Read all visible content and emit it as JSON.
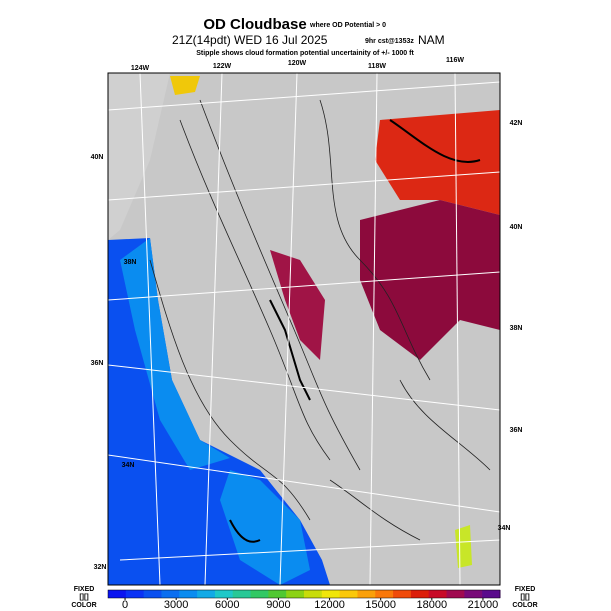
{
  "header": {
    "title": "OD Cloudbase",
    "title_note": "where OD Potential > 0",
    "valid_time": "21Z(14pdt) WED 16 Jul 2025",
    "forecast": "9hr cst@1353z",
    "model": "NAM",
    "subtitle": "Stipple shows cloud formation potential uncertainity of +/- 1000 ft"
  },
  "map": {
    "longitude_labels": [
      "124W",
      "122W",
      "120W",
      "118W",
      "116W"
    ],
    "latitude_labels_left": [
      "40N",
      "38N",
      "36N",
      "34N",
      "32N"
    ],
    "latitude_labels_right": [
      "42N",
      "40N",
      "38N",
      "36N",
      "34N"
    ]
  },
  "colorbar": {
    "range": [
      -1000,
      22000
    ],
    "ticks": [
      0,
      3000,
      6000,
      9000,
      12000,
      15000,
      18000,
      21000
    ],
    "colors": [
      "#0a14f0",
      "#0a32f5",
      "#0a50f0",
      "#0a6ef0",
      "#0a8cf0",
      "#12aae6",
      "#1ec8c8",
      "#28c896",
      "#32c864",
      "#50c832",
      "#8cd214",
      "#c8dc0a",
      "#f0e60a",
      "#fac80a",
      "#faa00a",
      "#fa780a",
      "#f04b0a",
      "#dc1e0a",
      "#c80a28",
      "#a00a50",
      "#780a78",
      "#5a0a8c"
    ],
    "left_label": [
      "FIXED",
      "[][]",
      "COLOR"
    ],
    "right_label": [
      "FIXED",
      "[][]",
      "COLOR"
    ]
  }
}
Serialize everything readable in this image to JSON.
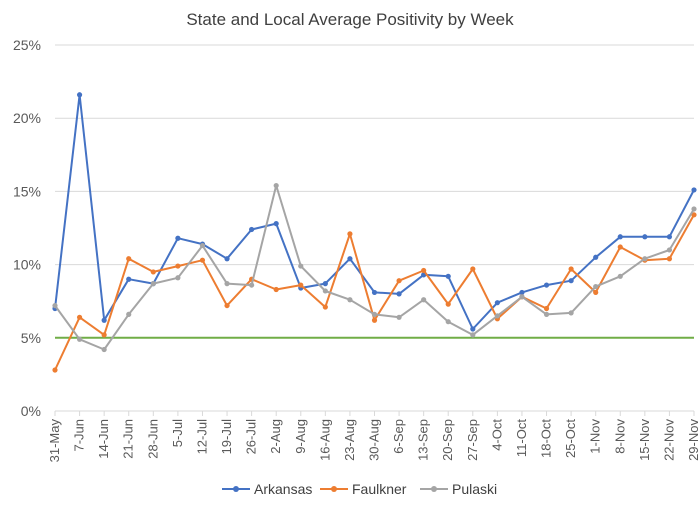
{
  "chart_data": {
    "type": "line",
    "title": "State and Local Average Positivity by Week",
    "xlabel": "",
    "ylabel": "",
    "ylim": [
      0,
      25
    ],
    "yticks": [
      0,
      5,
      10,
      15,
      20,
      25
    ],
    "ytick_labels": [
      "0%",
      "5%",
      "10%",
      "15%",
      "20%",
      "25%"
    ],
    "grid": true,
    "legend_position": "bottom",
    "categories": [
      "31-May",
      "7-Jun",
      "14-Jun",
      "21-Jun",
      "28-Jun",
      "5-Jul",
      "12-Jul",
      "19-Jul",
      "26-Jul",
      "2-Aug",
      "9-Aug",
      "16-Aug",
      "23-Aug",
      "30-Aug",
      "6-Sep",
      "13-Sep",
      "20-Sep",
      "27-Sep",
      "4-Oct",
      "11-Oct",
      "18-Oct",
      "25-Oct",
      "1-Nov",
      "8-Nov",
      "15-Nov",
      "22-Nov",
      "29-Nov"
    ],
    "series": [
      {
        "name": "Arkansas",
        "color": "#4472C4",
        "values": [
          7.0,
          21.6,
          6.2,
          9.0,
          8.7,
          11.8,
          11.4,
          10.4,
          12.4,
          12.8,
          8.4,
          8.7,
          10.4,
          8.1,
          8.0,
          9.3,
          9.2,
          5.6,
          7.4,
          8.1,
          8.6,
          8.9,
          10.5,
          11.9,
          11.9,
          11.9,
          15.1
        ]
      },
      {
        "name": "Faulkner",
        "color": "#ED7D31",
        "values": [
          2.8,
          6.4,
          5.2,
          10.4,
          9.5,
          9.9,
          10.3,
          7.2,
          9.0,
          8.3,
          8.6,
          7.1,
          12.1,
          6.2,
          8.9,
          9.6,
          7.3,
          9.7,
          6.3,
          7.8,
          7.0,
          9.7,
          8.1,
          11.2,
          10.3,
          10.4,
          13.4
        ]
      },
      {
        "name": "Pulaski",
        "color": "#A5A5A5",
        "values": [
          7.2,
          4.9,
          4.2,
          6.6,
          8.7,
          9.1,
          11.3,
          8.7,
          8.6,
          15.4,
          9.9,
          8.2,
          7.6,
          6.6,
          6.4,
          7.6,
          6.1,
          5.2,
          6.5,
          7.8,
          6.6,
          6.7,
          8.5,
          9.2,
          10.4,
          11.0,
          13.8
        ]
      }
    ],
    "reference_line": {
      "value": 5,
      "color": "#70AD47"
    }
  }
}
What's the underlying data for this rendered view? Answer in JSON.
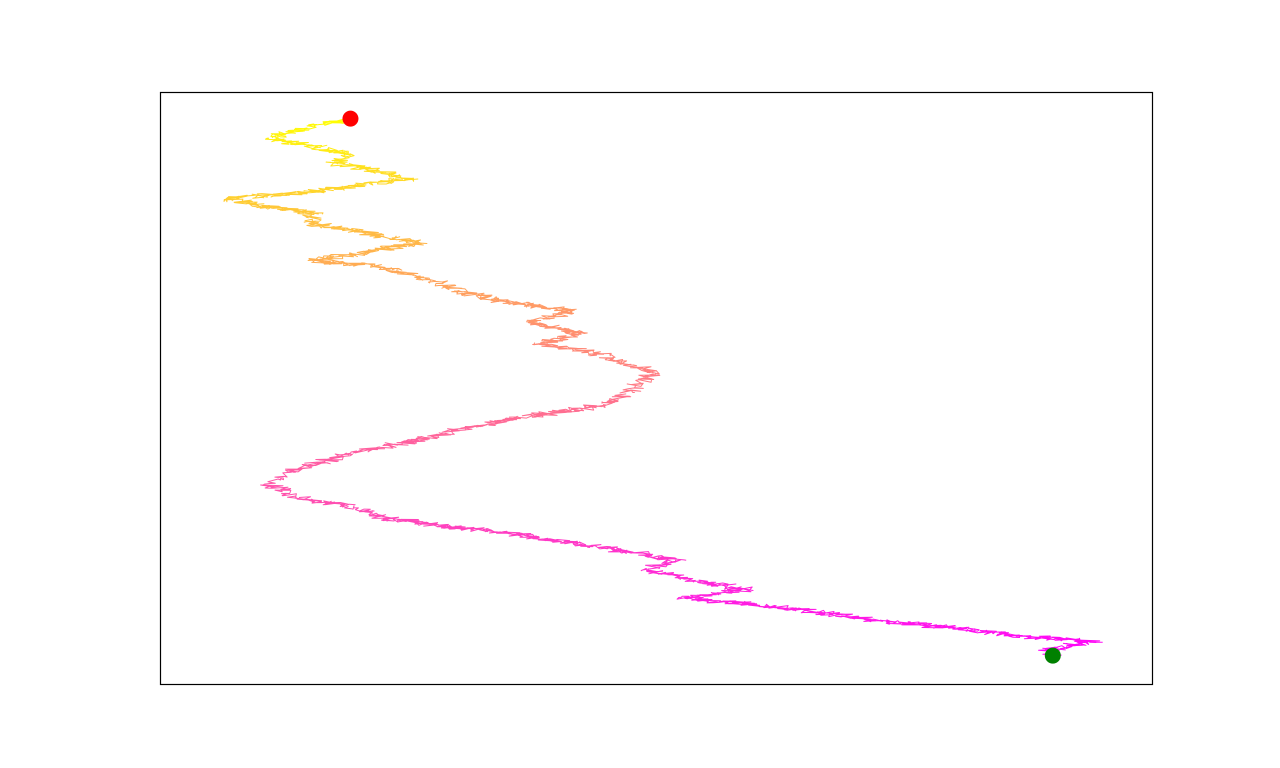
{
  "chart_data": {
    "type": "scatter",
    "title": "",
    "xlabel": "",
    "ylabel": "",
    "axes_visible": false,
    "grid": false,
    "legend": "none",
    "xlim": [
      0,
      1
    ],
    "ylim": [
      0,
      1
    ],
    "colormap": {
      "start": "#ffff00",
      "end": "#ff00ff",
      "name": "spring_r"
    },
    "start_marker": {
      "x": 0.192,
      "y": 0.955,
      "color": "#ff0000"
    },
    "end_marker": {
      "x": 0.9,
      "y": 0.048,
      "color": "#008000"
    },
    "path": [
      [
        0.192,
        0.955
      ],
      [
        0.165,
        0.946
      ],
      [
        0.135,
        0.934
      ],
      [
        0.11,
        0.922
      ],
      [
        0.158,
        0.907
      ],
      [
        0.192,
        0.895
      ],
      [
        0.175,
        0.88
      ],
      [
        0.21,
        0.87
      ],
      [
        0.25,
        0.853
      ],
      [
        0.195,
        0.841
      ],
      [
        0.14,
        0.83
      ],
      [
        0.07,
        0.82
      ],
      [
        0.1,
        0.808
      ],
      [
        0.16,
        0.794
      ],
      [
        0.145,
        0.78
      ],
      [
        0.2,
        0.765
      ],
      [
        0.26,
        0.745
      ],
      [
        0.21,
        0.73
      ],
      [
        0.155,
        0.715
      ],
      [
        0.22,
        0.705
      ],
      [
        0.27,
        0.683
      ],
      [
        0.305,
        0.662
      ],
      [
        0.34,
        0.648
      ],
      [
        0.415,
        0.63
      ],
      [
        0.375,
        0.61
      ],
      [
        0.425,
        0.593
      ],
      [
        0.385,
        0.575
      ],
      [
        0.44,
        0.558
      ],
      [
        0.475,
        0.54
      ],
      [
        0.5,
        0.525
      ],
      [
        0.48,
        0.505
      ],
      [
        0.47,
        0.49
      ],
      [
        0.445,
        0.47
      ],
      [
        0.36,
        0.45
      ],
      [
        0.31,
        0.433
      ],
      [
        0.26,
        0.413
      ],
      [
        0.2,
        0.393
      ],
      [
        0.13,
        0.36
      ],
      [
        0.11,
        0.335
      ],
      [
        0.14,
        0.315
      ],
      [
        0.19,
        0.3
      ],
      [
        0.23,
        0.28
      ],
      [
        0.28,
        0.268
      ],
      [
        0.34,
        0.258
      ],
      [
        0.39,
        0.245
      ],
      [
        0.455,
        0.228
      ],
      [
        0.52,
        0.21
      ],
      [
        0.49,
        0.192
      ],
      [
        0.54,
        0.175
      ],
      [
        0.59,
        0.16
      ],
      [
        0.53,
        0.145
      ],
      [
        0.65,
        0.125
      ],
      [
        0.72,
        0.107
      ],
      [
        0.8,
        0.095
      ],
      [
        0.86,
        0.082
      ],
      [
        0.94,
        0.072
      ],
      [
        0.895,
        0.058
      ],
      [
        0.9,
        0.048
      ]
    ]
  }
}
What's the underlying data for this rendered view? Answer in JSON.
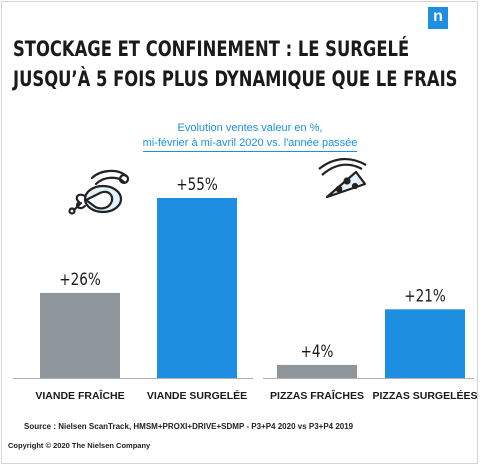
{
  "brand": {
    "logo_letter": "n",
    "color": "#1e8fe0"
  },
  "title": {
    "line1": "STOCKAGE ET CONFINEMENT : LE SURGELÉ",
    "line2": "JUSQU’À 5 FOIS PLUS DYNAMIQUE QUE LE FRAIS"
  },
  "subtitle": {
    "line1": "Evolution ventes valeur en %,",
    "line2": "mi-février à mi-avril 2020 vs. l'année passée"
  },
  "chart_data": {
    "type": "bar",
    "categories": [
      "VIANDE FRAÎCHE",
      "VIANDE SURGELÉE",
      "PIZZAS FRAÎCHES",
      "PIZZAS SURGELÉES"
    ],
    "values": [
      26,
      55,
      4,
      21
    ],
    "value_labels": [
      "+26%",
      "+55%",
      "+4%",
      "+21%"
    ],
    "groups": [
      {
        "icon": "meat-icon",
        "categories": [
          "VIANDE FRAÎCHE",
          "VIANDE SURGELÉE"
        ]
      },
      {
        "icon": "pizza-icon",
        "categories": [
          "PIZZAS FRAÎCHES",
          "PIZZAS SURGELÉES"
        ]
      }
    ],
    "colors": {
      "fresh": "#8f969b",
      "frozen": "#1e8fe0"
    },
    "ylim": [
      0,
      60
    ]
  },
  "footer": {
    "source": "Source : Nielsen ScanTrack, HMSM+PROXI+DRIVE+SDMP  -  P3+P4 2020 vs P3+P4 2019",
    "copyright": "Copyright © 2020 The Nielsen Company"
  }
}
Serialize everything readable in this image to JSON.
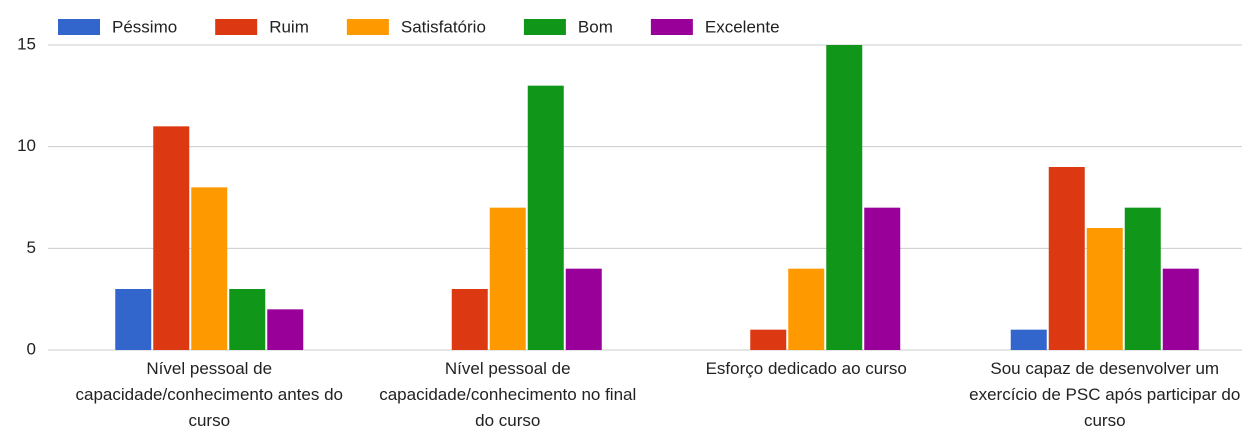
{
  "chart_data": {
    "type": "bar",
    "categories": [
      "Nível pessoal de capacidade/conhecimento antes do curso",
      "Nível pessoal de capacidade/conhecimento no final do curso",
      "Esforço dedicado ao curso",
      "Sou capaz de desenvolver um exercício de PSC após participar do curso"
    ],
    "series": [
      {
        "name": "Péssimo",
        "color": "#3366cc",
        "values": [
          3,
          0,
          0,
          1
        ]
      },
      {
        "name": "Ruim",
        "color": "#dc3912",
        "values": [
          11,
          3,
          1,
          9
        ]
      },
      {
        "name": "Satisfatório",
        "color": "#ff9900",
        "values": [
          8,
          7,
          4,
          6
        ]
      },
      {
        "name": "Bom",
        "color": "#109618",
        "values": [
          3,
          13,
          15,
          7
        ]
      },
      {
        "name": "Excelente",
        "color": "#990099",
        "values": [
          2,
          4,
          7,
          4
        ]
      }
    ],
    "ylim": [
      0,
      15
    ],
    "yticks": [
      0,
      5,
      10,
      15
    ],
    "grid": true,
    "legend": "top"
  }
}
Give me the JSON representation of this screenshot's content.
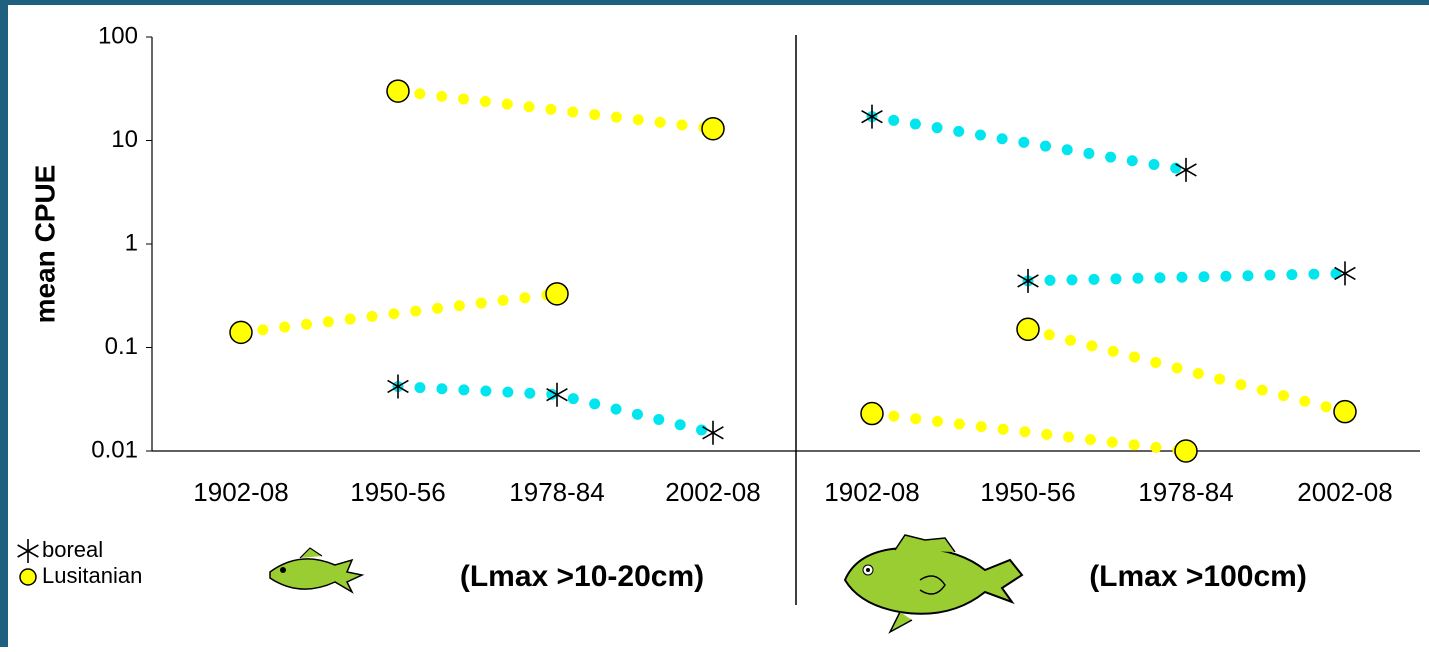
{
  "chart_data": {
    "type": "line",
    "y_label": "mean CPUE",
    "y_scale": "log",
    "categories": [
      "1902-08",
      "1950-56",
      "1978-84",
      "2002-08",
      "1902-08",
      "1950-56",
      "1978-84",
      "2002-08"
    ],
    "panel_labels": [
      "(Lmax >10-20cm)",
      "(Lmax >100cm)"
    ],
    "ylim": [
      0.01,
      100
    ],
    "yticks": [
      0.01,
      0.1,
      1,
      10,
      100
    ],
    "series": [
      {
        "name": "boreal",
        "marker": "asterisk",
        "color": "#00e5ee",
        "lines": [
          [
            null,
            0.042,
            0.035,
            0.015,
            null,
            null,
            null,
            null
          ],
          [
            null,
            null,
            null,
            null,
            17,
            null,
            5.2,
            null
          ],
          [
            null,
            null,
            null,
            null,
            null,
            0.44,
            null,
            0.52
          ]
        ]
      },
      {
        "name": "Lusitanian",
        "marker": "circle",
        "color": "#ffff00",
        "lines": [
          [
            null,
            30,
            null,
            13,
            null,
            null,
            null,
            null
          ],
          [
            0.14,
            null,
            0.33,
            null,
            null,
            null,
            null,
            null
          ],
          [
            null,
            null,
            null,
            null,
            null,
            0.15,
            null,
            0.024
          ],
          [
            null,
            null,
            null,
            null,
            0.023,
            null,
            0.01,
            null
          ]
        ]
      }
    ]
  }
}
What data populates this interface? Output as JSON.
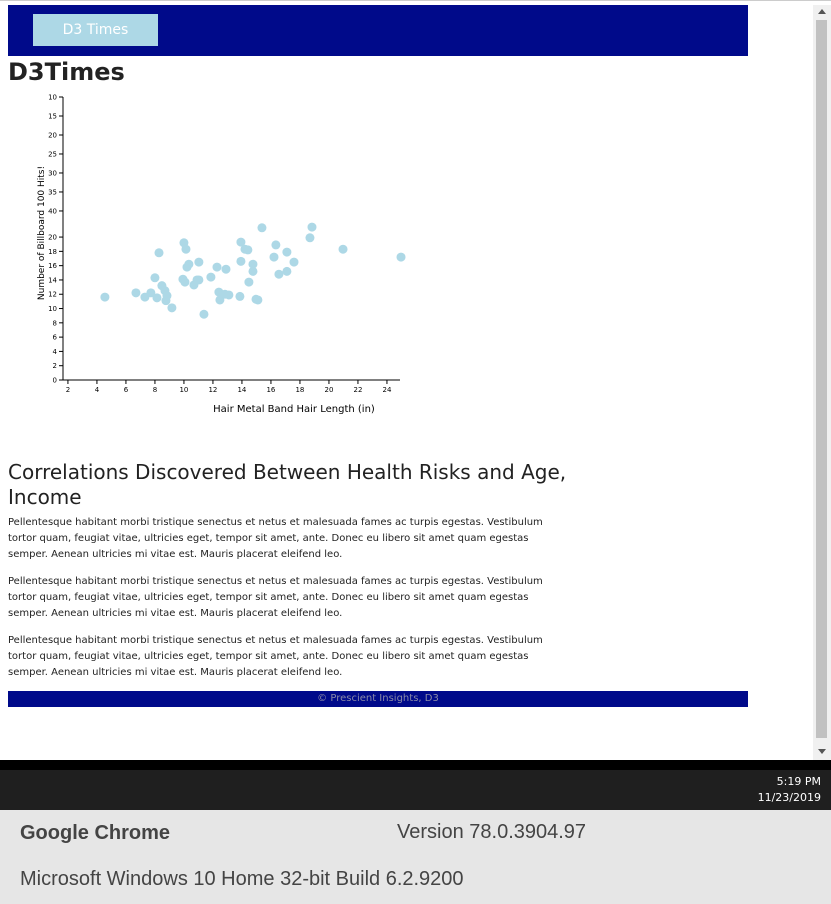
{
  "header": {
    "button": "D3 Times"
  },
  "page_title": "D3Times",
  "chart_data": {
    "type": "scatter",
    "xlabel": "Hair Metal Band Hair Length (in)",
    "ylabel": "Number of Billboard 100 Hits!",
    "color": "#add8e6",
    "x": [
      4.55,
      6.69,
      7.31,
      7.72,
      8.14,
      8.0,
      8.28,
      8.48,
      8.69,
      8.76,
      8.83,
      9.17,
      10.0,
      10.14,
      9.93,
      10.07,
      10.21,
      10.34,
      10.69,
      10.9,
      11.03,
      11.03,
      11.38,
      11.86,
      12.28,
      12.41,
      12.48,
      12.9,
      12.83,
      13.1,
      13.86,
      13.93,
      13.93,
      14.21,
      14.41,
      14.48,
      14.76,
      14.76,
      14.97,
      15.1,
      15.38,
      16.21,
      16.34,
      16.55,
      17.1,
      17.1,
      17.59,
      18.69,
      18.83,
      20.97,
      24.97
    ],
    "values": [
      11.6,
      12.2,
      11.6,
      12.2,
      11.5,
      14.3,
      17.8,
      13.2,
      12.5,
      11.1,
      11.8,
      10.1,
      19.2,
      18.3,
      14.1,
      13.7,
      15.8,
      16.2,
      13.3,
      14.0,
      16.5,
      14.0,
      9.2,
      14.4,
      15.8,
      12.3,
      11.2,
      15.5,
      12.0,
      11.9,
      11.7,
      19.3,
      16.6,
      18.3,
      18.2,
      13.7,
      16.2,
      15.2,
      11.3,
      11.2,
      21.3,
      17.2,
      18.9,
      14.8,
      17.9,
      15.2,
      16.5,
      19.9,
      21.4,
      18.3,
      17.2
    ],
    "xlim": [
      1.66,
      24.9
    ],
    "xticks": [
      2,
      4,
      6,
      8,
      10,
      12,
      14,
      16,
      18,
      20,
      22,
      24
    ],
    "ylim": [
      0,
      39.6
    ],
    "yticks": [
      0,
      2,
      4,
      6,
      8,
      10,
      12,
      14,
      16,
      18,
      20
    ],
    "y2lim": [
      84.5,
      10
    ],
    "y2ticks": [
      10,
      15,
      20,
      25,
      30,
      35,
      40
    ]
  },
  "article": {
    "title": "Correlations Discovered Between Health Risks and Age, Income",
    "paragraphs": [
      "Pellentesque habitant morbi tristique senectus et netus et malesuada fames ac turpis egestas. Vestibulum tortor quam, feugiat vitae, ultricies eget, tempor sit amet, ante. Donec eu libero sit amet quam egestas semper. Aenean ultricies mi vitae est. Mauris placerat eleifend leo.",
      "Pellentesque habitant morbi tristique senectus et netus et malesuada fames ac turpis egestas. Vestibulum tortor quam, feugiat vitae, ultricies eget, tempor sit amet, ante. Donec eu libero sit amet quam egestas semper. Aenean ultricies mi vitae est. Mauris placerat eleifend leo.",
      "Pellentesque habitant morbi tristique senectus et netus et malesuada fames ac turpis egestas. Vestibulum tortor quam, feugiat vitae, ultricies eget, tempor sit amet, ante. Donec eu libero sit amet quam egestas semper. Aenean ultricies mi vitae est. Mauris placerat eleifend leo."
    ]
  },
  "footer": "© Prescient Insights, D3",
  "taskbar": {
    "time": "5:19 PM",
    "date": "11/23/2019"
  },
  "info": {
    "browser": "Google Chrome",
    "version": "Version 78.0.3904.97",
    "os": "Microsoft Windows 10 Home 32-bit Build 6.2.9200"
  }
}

______________________________

**Task goal**
Copy each line above where the string "conhecimento" occurs.

**Solution to the exercise**
      "Nível pessoal de capacidade/conhecimento antes do curso",
      "Nível pessoal de capacidade/conhecimento no final do curso",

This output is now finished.